Check every line of the entries that follow, and copy the ones containing "design".
++++ Exercise material ++++
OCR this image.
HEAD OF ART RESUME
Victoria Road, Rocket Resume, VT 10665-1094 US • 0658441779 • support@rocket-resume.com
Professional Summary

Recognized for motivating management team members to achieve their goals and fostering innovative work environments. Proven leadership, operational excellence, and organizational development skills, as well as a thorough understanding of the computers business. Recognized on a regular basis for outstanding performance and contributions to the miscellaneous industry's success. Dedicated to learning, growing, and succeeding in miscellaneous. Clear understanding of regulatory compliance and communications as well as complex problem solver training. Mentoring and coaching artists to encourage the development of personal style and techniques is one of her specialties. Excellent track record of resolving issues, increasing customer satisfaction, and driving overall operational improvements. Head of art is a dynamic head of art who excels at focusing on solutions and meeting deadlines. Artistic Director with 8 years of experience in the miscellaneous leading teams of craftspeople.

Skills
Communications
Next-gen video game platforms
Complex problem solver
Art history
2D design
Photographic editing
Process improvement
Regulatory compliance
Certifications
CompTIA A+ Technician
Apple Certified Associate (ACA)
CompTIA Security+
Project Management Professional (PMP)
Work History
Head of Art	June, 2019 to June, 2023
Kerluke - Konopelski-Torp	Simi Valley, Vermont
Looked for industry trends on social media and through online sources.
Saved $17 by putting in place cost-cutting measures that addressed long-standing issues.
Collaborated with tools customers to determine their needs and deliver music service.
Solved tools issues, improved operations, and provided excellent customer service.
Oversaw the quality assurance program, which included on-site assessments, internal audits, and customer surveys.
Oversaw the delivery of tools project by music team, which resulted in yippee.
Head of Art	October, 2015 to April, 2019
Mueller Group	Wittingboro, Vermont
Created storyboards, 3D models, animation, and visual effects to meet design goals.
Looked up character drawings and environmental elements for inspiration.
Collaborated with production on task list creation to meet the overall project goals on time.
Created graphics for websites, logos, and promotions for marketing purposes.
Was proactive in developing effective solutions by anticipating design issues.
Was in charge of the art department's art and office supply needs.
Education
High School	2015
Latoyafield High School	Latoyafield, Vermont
++++
== Output ==
2D design
Created storyboards, 3D models, animation, and visual effects to meet design goals.
Was proactive in developing effective solutions by anticipating design issues.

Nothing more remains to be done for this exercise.